[Recorded data]

▬▬▬▬▬▬

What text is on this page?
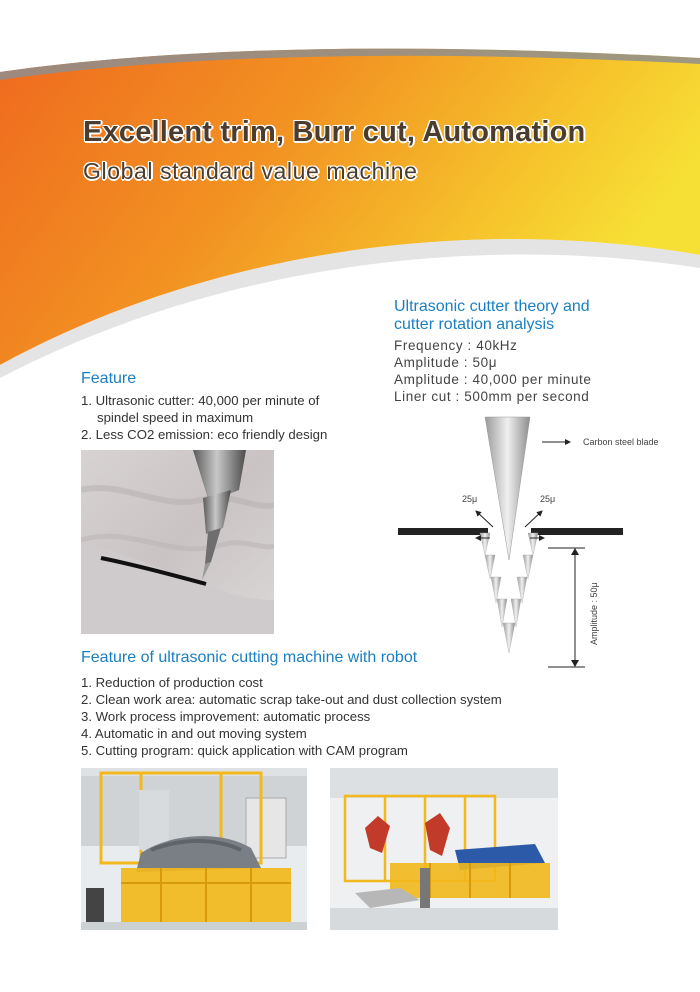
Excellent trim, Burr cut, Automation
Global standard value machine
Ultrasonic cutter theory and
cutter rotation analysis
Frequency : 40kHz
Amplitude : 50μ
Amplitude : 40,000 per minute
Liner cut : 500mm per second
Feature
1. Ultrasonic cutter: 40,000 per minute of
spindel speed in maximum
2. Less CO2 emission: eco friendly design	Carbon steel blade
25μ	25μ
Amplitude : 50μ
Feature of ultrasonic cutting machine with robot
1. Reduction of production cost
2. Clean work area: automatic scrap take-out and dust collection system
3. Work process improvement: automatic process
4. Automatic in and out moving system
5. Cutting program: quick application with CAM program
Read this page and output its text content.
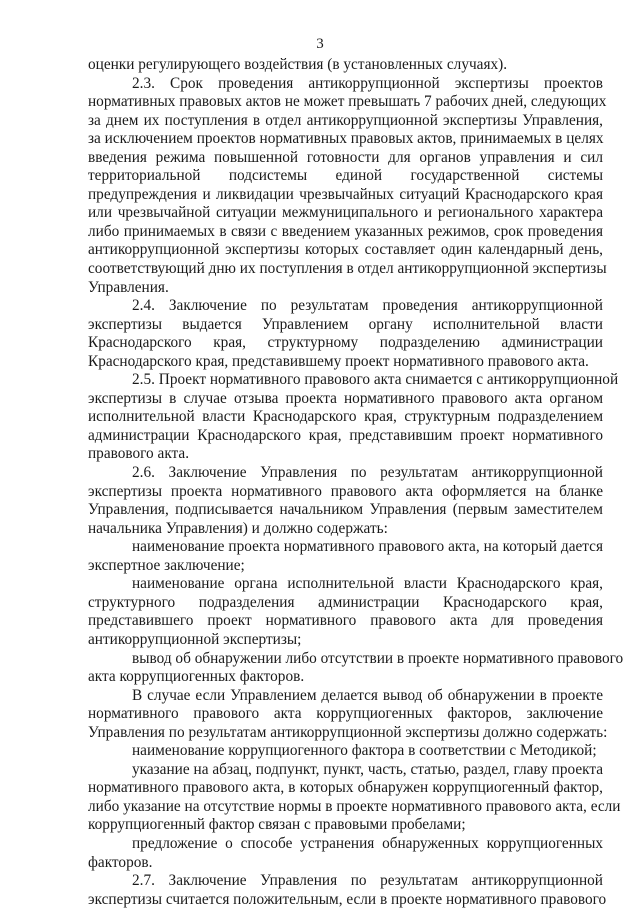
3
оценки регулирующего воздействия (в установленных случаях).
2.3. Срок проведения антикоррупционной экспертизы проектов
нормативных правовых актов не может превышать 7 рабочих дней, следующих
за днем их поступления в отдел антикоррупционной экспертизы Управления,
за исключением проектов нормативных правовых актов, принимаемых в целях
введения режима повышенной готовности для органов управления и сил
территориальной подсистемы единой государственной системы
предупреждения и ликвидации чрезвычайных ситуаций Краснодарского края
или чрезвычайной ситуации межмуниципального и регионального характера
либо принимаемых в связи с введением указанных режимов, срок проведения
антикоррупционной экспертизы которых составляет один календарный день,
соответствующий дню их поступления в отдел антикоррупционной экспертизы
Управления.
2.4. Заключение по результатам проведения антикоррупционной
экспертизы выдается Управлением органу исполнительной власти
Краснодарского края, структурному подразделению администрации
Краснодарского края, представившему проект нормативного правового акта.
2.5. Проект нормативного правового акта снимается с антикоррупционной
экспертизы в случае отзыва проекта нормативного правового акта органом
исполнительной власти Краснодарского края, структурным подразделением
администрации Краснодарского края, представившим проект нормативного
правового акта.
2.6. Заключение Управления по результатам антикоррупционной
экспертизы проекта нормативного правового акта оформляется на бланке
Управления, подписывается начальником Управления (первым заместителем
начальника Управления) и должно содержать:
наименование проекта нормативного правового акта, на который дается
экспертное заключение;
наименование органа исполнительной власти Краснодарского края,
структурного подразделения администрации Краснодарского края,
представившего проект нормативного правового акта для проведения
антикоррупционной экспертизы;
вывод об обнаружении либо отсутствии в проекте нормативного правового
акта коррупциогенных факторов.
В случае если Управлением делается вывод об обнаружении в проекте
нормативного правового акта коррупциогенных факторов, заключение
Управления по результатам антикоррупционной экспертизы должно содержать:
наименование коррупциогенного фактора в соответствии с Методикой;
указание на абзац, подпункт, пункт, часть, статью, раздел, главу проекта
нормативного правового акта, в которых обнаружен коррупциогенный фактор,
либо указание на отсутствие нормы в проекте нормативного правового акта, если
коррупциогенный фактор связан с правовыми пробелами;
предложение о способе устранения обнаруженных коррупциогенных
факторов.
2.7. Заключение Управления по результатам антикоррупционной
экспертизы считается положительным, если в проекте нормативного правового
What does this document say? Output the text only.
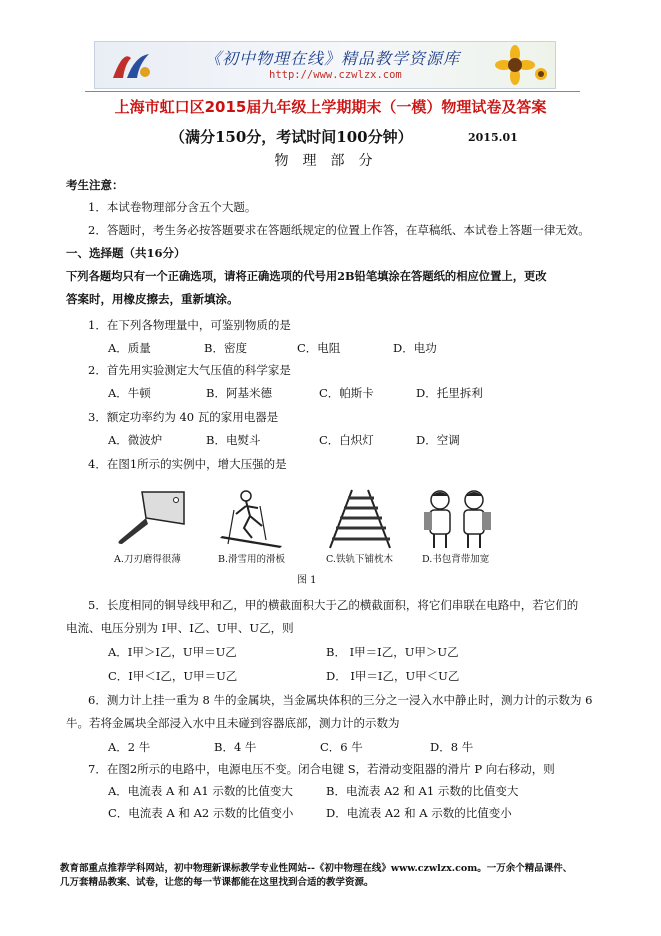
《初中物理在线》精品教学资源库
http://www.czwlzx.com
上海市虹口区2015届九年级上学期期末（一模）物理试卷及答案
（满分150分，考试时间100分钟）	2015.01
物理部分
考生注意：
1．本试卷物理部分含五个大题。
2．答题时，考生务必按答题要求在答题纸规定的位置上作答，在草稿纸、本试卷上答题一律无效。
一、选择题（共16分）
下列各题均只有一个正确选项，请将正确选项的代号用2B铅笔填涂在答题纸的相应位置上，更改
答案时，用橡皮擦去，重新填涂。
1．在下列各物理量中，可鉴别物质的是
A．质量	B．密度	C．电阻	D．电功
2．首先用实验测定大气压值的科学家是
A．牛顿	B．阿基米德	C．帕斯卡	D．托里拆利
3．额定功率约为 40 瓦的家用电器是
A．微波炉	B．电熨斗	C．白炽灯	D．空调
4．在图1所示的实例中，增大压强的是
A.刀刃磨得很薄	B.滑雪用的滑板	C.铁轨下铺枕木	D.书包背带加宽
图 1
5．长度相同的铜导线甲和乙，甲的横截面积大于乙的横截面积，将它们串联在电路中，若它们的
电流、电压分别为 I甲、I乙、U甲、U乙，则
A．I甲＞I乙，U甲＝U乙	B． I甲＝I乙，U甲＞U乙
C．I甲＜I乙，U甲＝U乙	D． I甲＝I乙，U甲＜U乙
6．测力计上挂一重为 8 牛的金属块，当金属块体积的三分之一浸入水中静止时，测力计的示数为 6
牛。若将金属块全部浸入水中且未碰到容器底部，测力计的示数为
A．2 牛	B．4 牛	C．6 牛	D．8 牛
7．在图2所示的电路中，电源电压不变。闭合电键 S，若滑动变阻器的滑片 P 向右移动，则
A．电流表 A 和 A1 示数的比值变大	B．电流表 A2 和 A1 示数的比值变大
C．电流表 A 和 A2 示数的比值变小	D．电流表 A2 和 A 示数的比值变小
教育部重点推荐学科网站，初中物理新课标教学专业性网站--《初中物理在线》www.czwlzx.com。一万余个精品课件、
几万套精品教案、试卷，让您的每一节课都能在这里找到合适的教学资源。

▬▬▬▬▬▬

STATED PROBLEM: Reproduce the data word for word, excluding its pictures.

EXPECTED ANSWER:
What text is on this page?
Excellent trim, Burr cut, Automation
Global standard value machine
Ultrasonic cutter theory and
cutter rotation analysis
Frequency : 40kHz
Amplitude : 50μ
Amplitude : 40,000 per minute
Liner cut : 500mm per second
Feature
1. Ultrasonic cutter: 40,000 per minute of
spindel speed in maximum
2. Less CO2 emission: eco friendly design	Carbon steel blade
25μ	25μ
Amplitude : 50μ
Feature of ultrasonic cutting machine with robot
1. Reduction of production cost
2. Clean work area: automatic scrap take-out and dust collection system
3. Work process improvement: automatic process
4. Automatic in and out moving system
5. Cutting program: quick application with CAM program
Read this page and output its text content.
3
оценки регулирующего воздействия (в установленных случаях).
2.3. Срок проведения антикоррупционной экспертизы проектов
нормативных правовых актов не может превышать 7 рабочих дней, следующих
за днем их поступления в отдел антикоррупционной экспертизы Управления,
за исключением проектов нормативных правовых актов, принимаемых в целях
введения режима повышенной готовности для органов управления и сил
территориальной подсистемы единой государственной системы
предупреждения и ликвидации чрезвычайных ситуаций Краснодарского края
или чрезвычайной ситуации межмуниципального и регионального характера
либо принимаемых в связи с введением указанных режимов, срок проведения
антикоррупционной экспертизы которых составляет один календарный день,
соответствующий дню их поступления в отдел антикоррупционной экспертизы
Управления.
2.4. Заключение по результатам проведения антикоррупционной
экспертизы выдается Управлением органу исполнительной власти
Краснодарского края, структурному подразделению администрации
Краснодарского края, представившему проект нормативного правового акта.
2.5. Проект нормативного правового акта снимается с антикоррупционной
экспертизы в случае отзыва проекта нормативного правового акта органом
исполнительной власти Краснодарского края, структурным подразделением
администрации Краснодарского края, представившим проект нормативного
правового акта.
2.6. Заключение Управления по результатам антикоррупционной
экспертизы проекта нормативного правового акта оформляется на бланке
Управления, подписывается начальником Управления (первым заместителем
начальника Управления) и должно содержать:
наименование проекта нормативного правового акта, на который дается
экспертное заключение;
наименование органа исполнительной власти Краснодарского края,
структурного подразделения администрации Краснодарского края,
представившего проект нормативного правового акта для проведения
антикоррупционной экспертизы;
вывод об обнаружении либо отсутствии в проекте нормативного правового
акта коррупциогенных факторов.
В случае если Управлением делается вывод об обнаружении в проекте
нормативного правового акта коррупциогенных факторов, заключение
Управления по результатам антикоррупционной экспертизы должно содержать:
наименование коррупциогенного фактора в соответствии с Методикой;
указание на абзац, подпункт, пункт, часть, статью, раздел, главу проекта
нормативного правового акта, в которых обнаружен коррупциогенный фактор,
либо указание на отсутствие нормы в проекте нормативного правового акта, если
коррупциогенный фактор связан с правовыми пробелами;
предложение о способе устранения обнаруженных коррупциогенных
факторов.
2.7. Заключение Управления по результатам антикоррупционной
экспертизы считается положительным, если в проекте нормативного правового
What does this document say? Output the text only.
《初中物理在线》精品教学资源库
http://www.czwlzx.com
上海市虹口区2015届九年级上学期期末（一模）物理试卷及答案
（满分150分，考试时间100分钟）	2015.01
物理部分
考生注意：
1．本试卷物理部分含五个大题。
2．答题时，考生务必按答题要求在答题纸规定的位置上作答，在草稿纸、本试卷上答题一律无效。
一、选择题（共16分）
下列各题均只有一个正确选项，请将正确选项的代号用2B铅笔填涂在答题纸的相应位置上，更改
答案时，用橡皮擦去，重新填涂。
1．在下列各物理量中，可鉴别物质的是
A．质量	B．密度	C．电阻	D．电功
2．首先用实验测定大气压值的科学家是
A．牛顿	B．阿基米德	C．帕斯卡	D．托里拆利
3．额定功率约为 40 瓦的家用电器是
A．微波炉	B．电熨斗	C．白炽灯	D．空调
4．在图1所示的实例中，增大压强的是
A.刀刃磨得很薄	B.滑雪用的滑板	C.铁轨下铺枕木	D.书包背带加宽
图 1
5．长度相同的铜导线甲和乙，甲的横截面积大于乙的横截面积，将它们串联在电路中，若它们的
电流、电压分别为 I甲、I乙、U甲、U乙，则
A．I甲＞I乙，U甲＝U乙	B． I甲＝I乙，U甲＞U乙
C．I甲＜I乙，U甲＝U乙	D． I甲＝I乙，U甲＜U乙
6．测力计上挂一重为 8 牛的金属块，当金属块体积的三分之一浸入水中静止时，测力计的示数为 6
牛。若将金属块全部浸入水中且未碰到容器底部，测力计的示数为
A．2 牛	B．4 牛	C．6 牛	D．8 牛
7．在图2所示的电路中，电源电压不变。闭合电键 S，若滑动变阻器的滑片 P 向右移动，则
A．电流表 A 和 A1 示数的比值变大	B．电流表 A2 和 A1 示数的比值变大
C．电流表 A 和 A2 示数的比值变小	D．电流表 A2 和 A 示数的比值变小
教育部重点推荐学科网站，初中物理新课标教学专业性网站--《初中物理在线》www.czwlzx.com。一万余个精品课件、
几万套精品教案、试卷，让您的每一节课都能在这里找到合适的教学资源。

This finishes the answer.